__Exercise description__. Read the lines that follow and tally those with the word "What"; give the number and nothing else.

══════════════════════════════

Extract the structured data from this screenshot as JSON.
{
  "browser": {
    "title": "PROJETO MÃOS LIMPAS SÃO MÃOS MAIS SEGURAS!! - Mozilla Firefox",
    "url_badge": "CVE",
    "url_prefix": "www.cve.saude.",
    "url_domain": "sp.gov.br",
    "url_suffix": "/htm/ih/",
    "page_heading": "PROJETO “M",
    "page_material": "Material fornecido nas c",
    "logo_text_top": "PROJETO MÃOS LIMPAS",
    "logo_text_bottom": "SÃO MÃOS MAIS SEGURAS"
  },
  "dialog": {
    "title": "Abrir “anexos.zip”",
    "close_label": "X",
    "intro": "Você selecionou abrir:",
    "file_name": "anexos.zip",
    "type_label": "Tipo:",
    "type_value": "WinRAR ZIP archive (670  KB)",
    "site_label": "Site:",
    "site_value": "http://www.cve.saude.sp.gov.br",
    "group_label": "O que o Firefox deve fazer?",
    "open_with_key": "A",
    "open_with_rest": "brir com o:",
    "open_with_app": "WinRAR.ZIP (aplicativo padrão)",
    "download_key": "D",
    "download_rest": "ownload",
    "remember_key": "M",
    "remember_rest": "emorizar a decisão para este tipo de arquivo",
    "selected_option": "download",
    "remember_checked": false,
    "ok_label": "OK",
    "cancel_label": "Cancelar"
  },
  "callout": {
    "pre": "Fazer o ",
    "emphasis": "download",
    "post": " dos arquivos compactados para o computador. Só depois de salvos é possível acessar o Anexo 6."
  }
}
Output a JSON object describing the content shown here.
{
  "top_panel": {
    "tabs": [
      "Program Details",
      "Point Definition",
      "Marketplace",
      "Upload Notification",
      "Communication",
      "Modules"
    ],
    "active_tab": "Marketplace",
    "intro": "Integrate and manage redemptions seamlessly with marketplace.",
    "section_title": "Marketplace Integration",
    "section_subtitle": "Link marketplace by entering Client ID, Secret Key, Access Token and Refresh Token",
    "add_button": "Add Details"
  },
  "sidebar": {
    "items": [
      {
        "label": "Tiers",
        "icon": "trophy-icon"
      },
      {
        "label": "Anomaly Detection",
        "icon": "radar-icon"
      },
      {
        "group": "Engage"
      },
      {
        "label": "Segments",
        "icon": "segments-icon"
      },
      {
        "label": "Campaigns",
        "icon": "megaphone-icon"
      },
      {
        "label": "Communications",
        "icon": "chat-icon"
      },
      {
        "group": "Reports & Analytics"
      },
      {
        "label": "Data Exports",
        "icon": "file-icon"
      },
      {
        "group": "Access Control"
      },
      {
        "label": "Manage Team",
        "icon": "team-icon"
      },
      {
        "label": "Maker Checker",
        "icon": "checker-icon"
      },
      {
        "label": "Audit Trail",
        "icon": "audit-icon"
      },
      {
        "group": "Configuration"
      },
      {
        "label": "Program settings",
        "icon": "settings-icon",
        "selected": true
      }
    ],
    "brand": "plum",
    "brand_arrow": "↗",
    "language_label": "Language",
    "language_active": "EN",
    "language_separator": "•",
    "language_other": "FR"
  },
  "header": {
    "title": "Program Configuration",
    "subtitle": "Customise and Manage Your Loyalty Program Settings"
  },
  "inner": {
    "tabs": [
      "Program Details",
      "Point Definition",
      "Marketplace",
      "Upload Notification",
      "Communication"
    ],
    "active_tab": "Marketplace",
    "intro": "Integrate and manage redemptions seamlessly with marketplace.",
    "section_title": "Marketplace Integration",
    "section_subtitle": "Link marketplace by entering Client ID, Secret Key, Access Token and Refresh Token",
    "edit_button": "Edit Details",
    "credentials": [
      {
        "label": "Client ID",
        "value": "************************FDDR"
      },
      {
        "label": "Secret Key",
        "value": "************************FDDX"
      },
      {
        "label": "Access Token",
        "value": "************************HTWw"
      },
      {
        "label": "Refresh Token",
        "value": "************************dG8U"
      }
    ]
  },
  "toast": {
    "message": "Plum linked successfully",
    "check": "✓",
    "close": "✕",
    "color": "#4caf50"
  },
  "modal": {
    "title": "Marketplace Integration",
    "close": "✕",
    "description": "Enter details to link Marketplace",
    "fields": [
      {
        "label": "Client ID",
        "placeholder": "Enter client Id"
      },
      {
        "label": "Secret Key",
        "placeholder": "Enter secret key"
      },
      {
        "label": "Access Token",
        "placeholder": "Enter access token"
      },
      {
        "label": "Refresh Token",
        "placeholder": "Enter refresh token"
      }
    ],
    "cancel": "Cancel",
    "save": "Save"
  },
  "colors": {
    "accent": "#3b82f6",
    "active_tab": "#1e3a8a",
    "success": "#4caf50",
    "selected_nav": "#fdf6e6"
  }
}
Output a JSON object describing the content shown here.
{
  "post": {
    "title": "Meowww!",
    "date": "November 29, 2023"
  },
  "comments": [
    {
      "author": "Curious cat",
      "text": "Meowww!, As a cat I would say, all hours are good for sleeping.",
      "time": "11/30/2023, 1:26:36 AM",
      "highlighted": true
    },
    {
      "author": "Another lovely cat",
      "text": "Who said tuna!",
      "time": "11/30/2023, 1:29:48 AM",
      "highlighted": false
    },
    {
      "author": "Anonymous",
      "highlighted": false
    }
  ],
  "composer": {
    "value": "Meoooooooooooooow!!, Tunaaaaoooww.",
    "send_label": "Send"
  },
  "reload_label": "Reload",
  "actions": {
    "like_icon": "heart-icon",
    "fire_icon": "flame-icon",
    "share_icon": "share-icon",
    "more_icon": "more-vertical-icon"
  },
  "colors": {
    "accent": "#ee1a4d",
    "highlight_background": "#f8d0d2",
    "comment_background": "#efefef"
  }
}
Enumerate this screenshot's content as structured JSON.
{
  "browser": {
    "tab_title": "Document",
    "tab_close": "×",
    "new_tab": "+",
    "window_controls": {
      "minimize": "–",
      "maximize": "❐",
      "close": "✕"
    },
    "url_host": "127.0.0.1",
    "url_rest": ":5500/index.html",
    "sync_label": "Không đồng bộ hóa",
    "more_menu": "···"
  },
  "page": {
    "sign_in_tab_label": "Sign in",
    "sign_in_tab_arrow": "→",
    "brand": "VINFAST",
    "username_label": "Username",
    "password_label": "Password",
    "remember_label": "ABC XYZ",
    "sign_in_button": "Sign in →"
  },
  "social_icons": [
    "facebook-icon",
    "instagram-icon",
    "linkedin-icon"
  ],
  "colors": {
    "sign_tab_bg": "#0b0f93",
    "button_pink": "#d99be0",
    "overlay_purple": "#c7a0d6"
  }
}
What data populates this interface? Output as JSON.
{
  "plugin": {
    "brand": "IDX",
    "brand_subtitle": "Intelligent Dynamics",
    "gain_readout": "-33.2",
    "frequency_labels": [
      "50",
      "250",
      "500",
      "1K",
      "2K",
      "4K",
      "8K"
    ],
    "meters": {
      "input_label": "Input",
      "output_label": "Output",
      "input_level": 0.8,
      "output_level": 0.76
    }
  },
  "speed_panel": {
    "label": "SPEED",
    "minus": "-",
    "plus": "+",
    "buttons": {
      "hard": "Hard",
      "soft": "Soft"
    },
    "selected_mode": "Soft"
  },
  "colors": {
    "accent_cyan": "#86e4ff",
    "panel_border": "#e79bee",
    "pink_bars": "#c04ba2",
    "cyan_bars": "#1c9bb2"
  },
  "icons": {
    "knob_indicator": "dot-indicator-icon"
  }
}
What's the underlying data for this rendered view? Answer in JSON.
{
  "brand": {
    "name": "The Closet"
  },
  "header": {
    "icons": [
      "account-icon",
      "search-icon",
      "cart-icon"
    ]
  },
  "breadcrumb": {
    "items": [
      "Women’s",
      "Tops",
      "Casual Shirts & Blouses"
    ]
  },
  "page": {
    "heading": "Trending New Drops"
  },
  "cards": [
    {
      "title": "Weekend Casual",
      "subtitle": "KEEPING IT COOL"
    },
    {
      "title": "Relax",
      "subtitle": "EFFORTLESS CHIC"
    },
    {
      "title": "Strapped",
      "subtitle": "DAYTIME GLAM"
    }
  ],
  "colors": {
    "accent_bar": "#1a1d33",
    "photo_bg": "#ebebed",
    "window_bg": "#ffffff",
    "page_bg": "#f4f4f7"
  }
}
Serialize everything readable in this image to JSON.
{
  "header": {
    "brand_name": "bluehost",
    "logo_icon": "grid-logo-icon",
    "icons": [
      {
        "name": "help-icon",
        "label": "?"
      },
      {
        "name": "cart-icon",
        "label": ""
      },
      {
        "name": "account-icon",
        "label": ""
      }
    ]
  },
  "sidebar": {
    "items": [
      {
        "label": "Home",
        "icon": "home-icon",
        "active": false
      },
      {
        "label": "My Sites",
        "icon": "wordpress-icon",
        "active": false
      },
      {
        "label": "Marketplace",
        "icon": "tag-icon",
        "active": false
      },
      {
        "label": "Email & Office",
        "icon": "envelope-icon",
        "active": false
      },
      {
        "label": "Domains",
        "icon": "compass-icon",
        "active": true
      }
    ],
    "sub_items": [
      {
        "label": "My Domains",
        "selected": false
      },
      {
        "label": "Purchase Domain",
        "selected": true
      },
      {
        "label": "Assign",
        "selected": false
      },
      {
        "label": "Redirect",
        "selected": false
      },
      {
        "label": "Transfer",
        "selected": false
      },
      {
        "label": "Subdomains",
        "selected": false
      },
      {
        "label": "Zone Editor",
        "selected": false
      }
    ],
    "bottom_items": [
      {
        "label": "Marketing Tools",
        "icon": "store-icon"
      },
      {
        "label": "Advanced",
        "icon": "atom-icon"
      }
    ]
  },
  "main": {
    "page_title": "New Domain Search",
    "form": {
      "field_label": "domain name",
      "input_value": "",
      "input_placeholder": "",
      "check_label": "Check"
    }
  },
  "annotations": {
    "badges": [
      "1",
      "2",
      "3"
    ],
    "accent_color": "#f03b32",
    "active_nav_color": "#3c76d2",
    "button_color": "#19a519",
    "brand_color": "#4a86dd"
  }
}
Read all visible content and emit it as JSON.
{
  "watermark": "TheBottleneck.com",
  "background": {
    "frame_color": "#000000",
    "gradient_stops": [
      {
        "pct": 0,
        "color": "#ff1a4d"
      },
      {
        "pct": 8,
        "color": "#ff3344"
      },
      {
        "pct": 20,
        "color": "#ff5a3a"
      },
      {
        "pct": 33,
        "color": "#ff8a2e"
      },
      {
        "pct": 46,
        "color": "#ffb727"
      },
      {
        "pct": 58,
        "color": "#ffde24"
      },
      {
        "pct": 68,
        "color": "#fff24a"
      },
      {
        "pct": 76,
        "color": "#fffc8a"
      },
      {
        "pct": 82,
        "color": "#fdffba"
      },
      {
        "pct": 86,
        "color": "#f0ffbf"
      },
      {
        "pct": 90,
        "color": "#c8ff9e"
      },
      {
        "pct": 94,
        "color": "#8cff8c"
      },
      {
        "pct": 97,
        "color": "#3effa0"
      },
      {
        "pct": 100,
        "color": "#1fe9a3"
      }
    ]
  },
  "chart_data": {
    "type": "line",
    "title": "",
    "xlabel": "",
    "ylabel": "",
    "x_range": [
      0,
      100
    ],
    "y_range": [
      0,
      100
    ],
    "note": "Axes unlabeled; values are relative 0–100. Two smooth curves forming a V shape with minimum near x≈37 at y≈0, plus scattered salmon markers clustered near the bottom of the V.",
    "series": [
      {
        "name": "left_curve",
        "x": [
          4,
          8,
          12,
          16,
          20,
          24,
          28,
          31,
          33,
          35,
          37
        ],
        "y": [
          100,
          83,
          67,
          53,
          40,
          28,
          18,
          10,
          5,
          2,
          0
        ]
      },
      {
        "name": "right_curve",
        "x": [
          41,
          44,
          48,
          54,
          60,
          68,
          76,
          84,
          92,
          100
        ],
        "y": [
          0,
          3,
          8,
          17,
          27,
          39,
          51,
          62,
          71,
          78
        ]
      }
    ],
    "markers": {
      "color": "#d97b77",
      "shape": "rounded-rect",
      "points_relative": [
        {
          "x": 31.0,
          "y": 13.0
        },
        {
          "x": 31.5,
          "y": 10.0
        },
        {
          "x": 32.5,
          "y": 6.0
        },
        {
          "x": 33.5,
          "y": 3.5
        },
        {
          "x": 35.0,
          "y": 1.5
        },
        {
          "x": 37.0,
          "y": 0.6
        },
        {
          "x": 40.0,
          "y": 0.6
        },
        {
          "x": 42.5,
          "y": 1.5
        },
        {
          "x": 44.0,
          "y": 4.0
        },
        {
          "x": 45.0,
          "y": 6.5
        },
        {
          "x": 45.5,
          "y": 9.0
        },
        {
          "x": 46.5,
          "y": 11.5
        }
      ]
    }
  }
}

══════════════════════════════

__Result of the exercise__. 2